- _EXERCISE PROMPT_:
Extract all of the entries and give them again, word for word.

- _LISTED RECORDS_:
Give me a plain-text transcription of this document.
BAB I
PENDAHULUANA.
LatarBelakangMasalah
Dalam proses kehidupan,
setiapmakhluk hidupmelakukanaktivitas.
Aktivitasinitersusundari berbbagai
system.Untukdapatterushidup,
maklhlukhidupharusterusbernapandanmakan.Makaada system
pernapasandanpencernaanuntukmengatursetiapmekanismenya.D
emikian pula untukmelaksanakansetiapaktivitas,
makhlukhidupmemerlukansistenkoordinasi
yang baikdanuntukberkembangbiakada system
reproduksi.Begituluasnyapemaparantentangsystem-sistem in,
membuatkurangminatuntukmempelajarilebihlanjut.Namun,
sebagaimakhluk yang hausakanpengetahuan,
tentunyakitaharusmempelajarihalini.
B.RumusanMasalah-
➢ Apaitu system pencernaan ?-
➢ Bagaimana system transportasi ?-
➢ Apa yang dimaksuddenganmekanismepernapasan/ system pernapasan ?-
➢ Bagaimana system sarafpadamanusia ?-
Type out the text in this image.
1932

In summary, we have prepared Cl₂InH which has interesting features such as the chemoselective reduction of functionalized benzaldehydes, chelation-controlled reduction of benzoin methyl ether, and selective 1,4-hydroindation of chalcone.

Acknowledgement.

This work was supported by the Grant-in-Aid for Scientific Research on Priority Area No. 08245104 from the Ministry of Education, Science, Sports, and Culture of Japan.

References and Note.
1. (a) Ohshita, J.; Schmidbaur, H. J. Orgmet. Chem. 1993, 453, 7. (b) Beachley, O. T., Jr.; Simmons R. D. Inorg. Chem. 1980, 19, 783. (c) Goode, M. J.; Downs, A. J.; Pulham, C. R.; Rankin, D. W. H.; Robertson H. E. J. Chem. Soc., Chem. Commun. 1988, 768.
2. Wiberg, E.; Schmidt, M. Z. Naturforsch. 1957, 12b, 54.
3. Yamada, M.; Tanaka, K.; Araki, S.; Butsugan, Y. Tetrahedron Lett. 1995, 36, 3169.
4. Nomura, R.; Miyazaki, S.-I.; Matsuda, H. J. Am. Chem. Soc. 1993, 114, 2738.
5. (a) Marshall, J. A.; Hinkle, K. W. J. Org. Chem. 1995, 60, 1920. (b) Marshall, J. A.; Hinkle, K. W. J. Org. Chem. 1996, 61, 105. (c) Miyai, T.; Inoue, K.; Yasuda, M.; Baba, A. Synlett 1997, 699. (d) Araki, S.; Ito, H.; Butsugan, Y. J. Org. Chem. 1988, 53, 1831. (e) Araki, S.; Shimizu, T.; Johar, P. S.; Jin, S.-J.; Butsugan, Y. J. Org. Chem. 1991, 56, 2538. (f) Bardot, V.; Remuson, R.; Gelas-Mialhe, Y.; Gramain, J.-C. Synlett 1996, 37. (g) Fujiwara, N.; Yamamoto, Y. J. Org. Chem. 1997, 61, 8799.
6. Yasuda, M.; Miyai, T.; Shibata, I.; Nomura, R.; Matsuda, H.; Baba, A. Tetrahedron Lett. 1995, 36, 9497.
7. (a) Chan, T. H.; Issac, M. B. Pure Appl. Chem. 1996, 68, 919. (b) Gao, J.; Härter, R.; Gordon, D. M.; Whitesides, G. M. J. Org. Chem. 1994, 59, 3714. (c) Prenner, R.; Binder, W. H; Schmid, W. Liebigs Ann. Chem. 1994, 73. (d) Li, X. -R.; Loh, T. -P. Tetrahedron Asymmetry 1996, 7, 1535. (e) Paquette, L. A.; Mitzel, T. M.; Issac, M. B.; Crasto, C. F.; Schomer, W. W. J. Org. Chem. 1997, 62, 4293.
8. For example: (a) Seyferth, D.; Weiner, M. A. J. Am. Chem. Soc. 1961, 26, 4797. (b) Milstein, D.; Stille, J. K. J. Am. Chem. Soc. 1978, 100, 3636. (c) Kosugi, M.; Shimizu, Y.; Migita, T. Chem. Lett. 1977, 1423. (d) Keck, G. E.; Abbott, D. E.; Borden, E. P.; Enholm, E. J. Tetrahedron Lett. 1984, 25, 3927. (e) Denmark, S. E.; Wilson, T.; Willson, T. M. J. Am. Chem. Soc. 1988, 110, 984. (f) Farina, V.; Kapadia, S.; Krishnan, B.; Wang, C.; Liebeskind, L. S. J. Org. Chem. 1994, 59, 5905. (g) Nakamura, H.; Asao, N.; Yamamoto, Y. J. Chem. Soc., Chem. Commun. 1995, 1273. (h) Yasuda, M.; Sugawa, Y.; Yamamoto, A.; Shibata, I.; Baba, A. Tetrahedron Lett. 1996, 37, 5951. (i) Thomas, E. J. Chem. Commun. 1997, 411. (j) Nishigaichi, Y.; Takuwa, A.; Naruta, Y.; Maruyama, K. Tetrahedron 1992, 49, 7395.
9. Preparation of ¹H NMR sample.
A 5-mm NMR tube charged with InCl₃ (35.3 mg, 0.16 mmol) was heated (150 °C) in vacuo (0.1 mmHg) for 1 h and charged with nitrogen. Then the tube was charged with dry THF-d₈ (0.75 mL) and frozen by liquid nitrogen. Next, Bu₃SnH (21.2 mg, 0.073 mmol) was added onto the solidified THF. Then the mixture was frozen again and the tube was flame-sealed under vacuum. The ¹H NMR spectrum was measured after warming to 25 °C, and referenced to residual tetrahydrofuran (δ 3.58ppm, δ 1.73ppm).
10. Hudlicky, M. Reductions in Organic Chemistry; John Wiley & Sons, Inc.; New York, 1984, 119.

- _TASK RESULT_:
Give me a plain-text transcription of this document.
BAB I
PENDAHULUANA.
LatarBelakangMasalah
Dalam proses kehidupan,
setiapmakhluk hidupmelakukanaktivitas.
Aktivitasinitersusundari berbbagai
system.Untukdapatterushidup,
maklhlukhidupharusterusbernapandanmakan.Makaada system
pernapasandanpencernaanuntukmengatursetiapmekanismenya.D
emikian pula untukmelaksanakansetiapaktivitas,
makhlukhidupmemerlukansistenkoordinasi
yang baikdanuntukberkembangbiakada system
reproduksi.Begituluasnyapemaparantentangsystem-sistem in,
membuatkurangminatuntukmempelajarilebihlanjut.Namun,
sebagaimakhluk yang hausakanpengetahuan,
tentunyakitaharusmempelajarihalini.
B.RumusanMasalah-
➢ Apaitu system pencernaan ?-
➢ Bagaimana system transportasi ?-
➢ Apa yang dimaksuddenganmekanismepernapasan/ system pernapasan ?-
➢ Bagaimana system sarafpadamanusia ?-
Type out the text in this image.
1932

In summary, we have prepared Cl₂InH which has interesting features such as the chemoselective reduction of functionalized benzaldehydes, chelation-controlled reduction of benzoin methyl ether, and selective 1,4-hydroindation of chalcone.

Acknowledgement.

This work was supported by the Grant-in-Aid for Scientific Research on Priority Area No. 08245104 from the Ministry of Education, Science, Sports, and Culture of Japan.

References and Note.
1. (a) Ohshita, J.; Schmidbaur, H. J. Orgmet. Chem. 1993, 453, 7. (b) Beachley, O. T., Jr.; Simmons R. D. Inorg. Chem. 1980, 19, 783. (c) Goode, M. J.; Downs, A. J.; Pulham, C. R.; Rankin, D. W. H.; Robertson H. E. J. Chem. Soc., Chem. Commun. 1988, 768.
2. Wiberg, E.; Schmidt, M. Z. Naturforsch. 1957, 12b, 54.
3. Yamada, M.; Tanaka, K.; Araki, S.; Butsugan, Y. Tetrahedron Lett. 1995, 36, 3169.
4. Nomura, R.; Miyazaki, S.-I.; Matsuda, H. J. Am. Chem. Soc. 1993, 114, 2738.
5. (a) Marshall, J. A.; Hinkle, K. W. J. Org. Chem. 1995, 60, 1920. (b) Marshall, J. A.; Hinkle, K. W. J. Org. Chem. 1996, 61, 105. (c) Miyai, T.; Inoue, K.; Yasuda, M.; Baba, A. Synlett 1997, 699. (d) Araki, S.; Ito, H.; Butsugan, Y. J. Org. Chem. 1988, 53, 1831. (e) Araki, S.; Shimizu, T.; Johar, P. S.; Jin, S.-J.; Butsugan, Y. J. Org. Chem. 1991, 56, 2538. (f) Bardot, V.; Remuson, R.; Gelas-Mialhe, Y.; Gramain, J.-C. Synlett 1996, 37. (g) Fujiwara, N.; Yamamoto, Y. J. Org. Chem. 1997, 61, 8799.
6. Yasuda, M.; Miyai, T.; Shibata, I.; Nomura, R.; Matsuda, H.; Baba, A. Tetrahedron Lett. 1995, 36, 9497.
7. (a) Chan, T. H.; Issac, M. B. Pure Appl. Chem. 1996, 68, 919. (b) Gao, J.; Härter, R.; Gordon, D. M.; Whitesides, G. M. J. Org. Chem. 1994, 59, 3714. (c) Prenner, R.; Binder, W. H; Schmid, W. Liebigs Ann. Chem. 1994, 73. (d) Li, X. -R.; Loh, T. -P. Tetrahedron Asymmetry 1996, 7, 1535. (e) Paquette, L. A.; Mitzel, T. M.; Issac, M. B.; Crasto, C. F.; Schomer, W. W. J. Org. Chem. 1997, 62, 4293.
8. For example: (a) Seyferth, D.; Weiner, M. A. J. Am. Chem. Soc. 1961, 26, 4797. (b) Milstein, D.; Stille, J. K. J. Am. Chem. Soc. 1978, 100, 3636. (c) Kosugi, M.; Shimizu, Y.; Migita, T. Chem. Lett. 1977, 1423. (d) Keck, G. E.; Abbott, D. E.; Borden, E. P.; Enholm, E. J. Tetrahedron Lett. 1984, 25, 3927. (e) Denmark, S. E.; Wilson, T.; Willson, T. M. J. Am. Chem. Soc. 1988, 110, 984. (f) Farina, V.; Kapadia, S.; Krishnan, B.; Wang, C.; Liebeskind, L. S. J. Org. Chem. 1994, 59, 5905. (g) Nakamura, H.; Asao, N.; Yamamoto, Y. J. Chem. Soc., Chem. Commun. 1995, 1273. (h) Yasuda, M.; Sugawa, Y.; Yamamoto, A.; Shibata, I.; Baba, A. Tetrahedron Lett. 1996, 37, 5951. (i) Thomas, E. J. Chem. Commun. 1997, 411. (j) Nishigaichi, Y.; Takuwa, A.; Naruta, Y.; Maruyama, K. Tetrahedron 1992, 49, 7395.
9. Preparation of ¹H NMR sample.
A 5-mm NMR tube charged with InCl₃ (35.3 mg, 0.16 mmol) was heated (150 °C) in vacuo (0.1 mmHg) for 1 h and charged with nitrogen. Then the tube was charged with dry THF-d₈ (0.75 mL) and frozen by liquid nitrogen. Next, Bu₃SnH (21.2 mg, 0.073 mmol) was added onto the solidified THF. Then the mixture was frozen again and the tube was flame-sealed under vacuum. The ¹H NMR spectrum was measured after warming to 25 °C, and referenced to residual tetrahydrofuran (δ 3.58ppm, δ 1.73ppm).
10. Hudlicky, M. Reductions in Organic Chemistry; John Wiley & Sons, Inc.; New York, 1984, 119.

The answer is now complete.